The request: Would you write out the entries below, every one of them, exactly?

━━━━━━

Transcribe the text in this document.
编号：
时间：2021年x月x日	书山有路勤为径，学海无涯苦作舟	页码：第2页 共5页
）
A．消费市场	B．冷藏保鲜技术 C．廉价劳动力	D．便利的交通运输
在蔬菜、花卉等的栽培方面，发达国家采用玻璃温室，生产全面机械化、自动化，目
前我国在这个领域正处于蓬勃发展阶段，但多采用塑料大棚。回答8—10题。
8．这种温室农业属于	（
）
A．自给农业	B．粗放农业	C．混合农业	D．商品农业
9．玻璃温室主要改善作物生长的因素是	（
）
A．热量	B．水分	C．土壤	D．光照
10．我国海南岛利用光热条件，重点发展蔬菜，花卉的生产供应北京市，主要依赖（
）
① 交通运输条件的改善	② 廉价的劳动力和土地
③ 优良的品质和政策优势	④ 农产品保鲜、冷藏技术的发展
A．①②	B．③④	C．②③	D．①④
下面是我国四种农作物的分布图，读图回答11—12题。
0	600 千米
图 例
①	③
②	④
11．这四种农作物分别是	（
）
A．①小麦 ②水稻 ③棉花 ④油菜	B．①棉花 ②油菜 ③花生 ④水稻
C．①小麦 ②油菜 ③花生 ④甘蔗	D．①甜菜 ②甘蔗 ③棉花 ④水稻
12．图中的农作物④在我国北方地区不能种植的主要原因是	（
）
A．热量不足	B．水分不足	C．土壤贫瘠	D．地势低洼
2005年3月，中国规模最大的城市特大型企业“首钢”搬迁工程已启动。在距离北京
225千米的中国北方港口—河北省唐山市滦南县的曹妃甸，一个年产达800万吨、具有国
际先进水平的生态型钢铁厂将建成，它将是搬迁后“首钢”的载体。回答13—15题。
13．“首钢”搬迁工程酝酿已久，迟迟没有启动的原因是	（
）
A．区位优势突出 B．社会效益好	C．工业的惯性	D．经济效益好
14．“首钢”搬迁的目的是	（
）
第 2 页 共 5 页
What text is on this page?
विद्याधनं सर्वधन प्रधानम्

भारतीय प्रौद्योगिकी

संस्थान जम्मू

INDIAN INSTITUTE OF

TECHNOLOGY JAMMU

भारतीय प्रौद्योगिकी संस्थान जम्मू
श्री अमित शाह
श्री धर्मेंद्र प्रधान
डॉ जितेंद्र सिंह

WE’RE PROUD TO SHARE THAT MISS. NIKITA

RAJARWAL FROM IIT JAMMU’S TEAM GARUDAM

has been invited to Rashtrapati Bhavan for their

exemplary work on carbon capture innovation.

━━━━━━

Finished exercise:
Transcribe the text in this document.
编号：
时间：2021年x月x日	书山有路勤为径，学海无涯苦作舟	页码：第2页 共5页
）
A．消费市场	B．冷藏保鲜技术 C．廉价劳动力	D．便利的交通运输
在蔬菜、花卉等的栽培方面，发达国家采用玻璃温室，生产全面机械化、自动化，目
前我国在这个领域正处于蓬勃发展阶段，但多采用塑料大棚。回答8—10题。
8．这种温室农业属于	（
）
A．自给农业	B．粗放农业	C．混合农业	D．商品农业
9．玻璃温室主要改善作物生长的因素是	（
）
A．热量	B．水分	C．土壤	D．光照
10．我国海南岛利用光热条件，重点发展蔬菜，花卉的生产供应北京市，主要依赖（
）
① 交通运输条件的改善	② 廉价的劳动力和土地
③ 优良的品质和政策优势	④ 农产品保鲜、冷藏技术的发展
A．①②	B．③④	C．②③	D．①④
下面是我国四种农作物的分布图，读图回答11—12题。
0	600 千米
图 例
①	③
②	④
11．这四种农作物分别是	（
）
A．①小麦 ②水稻 ③棉花 ④油菜	B．①棉花 ②油菜 ③花生 ④水稻
C．①小麦 ②油菜 ③花生 ④甘蔗	D．①甜菜 ②甘蔗 ③棉花 ④水稻
12．图中的农作物④在我国北方地区不能种植的主要原因是	（
）
A．热量不足	B．水分不足	C．土壤贫瘠	D．地势低洼
2005年3月，中国规模最大的城市特大型企业“首钢”搬迁工程已启动。在距离北京
225千米的中国北方港口—河北省唐山市滦南县的曹妃甸，一个年产达800万吨、具有国
际先进水平的生态型钢铁厂将建成，它将是搬迁后“首钢”的载体。回答13—15题。
13．“首钢”搬迁工程酝酿已久，迟迟没有启动的原因是	（
）
A．区位优势突出 B．社会效益好	C．工业的惯性	D．经济效益好
14．“首钢”搬迁的目的是	（
）
第 2 页 共 5 页
What text is on this page?
विद्याधनं सर्वधन प्रधानम्

भारतीय प्रौद्योगिकी

संस्थान जम्मू

INDIAN INSTITUTE OF

TECHNOLOGY JAMMU

भारतीय प्रौद्योगिकी संस्थान जम्मू
श्री अमित शाह
श्री धर्मेंद्र प्रधान
डॉ जितेंद्र सिंह

WE’RE PROUD TO SHARE THAT MISS. NIKITA

RAJARWAL FROM IIT JAMMU’S TEAM GARUDAM

has been invited to Rashtrapati Bhavan for their

exemplary work on carbon capture innovation.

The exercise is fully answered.